• **What is required**
How many of the lines below contain "Публичные"? Answer with that number alone.

Stored items from a collection:
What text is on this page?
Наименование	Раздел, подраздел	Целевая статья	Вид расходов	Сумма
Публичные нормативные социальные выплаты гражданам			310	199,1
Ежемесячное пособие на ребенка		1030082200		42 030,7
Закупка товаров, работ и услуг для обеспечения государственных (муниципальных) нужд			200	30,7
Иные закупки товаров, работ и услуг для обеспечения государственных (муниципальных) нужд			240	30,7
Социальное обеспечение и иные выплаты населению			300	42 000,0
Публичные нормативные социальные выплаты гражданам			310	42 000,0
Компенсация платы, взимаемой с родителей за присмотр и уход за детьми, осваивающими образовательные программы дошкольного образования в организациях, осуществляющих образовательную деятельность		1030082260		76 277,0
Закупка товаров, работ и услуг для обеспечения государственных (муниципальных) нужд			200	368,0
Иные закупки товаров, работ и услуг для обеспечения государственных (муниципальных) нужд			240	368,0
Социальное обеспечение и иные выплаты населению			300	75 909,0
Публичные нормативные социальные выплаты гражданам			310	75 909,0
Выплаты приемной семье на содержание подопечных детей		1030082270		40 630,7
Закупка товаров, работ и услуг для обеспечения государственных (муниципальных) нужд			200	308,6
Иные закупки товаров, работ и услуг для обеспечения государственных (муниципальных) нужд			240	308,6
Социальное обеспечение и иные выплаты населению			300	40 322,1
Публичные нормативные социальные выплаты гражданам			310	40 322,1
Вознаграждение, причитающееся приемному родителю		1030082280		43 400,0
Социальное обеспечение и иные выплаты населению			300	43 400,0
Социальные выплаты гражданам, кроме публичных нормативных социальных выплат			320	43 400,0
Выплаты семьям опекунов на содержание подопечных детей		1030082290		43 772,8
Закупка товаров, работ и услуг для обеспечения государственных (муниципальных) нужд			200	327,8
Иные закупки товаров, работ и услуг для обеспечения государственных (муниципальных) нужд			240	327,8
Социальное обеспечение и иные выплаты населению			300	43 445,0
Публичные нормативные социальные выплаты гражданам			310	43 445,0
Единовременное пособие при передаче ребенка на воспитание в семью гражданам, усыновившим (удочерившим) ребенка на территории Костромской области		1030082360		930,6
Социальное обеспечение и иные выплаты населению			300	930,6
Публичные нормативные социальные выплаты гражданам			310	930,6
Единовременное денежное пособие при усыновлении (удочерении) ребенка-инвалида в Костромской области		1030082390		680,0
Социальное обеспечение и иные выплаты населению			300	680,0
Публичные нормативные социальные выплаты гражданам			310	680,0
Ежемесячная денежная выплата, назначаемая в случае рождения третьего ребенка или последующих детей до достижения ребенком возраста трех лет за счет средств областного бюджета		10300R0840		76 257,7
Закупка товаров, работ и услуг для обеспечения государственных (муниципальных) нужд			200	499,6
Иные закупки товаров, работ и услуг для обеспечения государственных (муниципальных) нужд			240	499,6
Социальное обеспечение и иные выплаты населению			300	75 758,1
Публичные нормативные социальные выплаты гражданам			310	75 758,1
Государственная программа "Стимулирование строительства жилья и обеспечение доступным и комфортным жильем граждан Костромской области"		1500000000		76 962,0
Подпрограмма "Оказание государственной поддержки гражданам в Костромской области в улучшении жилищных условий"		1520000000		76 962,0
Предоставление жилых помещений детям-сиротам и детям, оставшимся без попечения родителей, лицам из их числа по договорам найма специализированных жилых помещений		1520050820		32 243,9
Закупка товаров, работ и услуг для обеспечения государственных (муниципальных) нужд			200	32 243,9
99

• **The result**
8